## Short task
From the entries below, copy every line that holds the word "color".

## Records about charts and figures
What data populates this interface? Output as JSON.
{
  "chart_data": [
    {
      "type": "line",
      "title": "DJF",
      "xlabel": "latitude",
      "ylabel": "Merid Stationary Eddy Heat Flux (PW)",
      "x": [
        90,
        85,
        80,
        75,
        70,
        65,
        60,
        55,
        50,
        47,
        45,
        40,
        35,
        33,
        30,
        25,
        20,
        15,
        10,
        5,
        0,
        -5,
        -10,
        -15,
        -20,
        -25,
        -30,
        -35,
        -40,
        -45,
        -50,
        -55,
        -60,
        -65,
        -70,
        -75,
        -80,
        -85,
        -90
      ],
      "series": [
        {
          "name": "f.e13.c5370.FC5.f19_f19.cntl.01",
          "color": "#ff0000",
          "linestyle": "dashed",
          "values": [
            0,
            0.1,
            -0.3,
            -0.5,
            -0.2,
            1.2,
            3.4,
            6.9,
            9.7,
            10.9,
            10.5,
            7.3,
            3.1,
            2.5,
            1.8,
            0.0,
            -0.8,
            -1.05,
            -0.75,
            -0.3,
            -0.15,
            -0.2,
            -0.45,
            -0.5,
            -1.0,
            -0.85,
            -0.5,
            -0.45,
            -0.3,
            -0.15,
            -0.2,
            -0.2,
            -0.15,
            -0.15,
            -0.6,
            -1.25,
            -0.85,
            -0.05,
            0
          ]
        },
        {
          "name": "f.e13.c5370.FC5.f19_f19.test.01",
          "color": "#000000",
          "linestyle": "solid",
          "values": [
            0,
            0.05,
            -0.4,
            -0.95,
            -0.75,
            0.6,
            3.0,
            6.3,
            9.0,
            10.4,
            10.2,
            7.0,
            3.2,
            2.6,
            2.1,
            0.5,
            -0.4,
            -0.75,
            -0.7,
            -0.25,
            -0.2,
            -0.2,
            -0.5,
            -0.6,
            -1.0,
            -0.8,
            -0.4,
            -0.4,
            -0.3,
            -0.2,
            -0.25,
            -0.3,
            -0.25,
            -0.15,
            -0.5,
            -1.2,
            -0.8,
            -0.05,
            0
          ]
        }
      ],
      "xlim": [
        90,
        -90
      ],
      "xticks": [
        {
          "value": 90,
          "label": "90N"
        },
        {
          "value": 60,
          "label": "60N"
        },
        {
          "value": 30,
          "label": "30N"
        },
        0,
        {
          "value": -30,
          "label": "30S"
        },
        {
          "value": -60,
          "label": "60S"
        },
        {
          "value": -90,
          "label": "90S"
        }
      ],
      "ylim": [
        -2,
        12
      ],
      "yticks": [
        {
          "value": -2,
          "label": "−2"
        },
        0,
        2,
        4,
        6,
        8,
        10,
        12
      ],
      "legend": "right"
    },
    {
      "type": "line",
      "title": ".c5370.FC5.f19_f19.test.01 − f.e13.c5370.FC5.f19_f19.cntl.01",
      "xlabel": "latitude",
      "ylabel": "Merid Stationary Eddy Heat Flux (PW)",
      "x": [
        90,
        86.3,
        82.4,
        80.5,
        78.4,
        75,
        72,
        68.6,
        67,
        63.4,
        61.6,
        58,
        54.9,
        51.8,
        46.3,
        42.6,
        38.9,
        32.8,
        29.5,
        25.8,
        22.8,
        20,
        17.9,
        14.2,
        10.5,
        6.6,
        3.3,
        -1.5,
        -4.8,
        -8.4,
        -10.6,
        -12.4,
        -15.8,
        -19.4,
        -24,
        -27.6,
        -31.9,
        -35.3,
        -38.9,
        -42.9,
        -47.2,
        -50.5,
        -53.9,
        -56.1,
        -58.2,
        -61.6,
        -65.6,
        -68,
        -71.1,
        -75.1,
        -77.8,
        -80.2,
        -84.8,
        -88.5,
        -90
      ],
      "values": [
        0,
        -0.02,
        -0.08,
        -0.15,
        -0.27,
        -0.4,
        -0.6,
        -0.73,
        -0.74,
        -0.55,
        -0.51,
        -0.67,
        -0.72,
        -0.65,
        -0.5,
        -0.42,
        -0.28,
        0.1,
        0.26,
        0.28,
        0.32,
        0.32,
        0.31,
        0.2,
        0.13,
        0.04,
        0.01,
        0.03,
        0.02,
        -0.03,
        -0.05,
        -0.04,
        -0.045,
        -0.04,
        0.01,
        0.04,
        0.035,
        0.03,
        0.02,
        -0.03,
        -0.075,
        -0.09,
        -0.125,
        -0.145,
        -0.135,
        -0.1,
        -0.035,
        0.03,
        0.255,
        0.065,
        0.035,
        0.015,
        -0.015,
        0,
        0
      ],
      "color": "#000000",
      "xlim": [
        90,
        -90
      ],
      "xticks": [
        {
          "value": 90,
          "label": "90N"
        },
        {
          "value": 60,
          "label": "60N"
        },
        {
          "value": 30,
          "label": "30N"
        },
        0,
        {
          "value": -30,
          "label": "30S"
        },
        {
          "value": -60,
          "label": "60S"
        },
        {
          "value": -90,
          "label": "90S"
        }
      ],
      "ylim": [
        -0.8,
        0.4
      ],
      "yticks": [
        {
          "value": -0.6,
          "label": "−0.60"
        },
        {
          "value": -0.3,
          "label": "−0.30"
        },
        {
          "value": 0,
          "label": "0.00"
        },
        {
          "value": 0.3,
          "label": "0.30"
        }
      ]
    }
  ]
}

## Written solution
          "color": "#ff0000",
          "color": "#000000",
      "color": "#000000",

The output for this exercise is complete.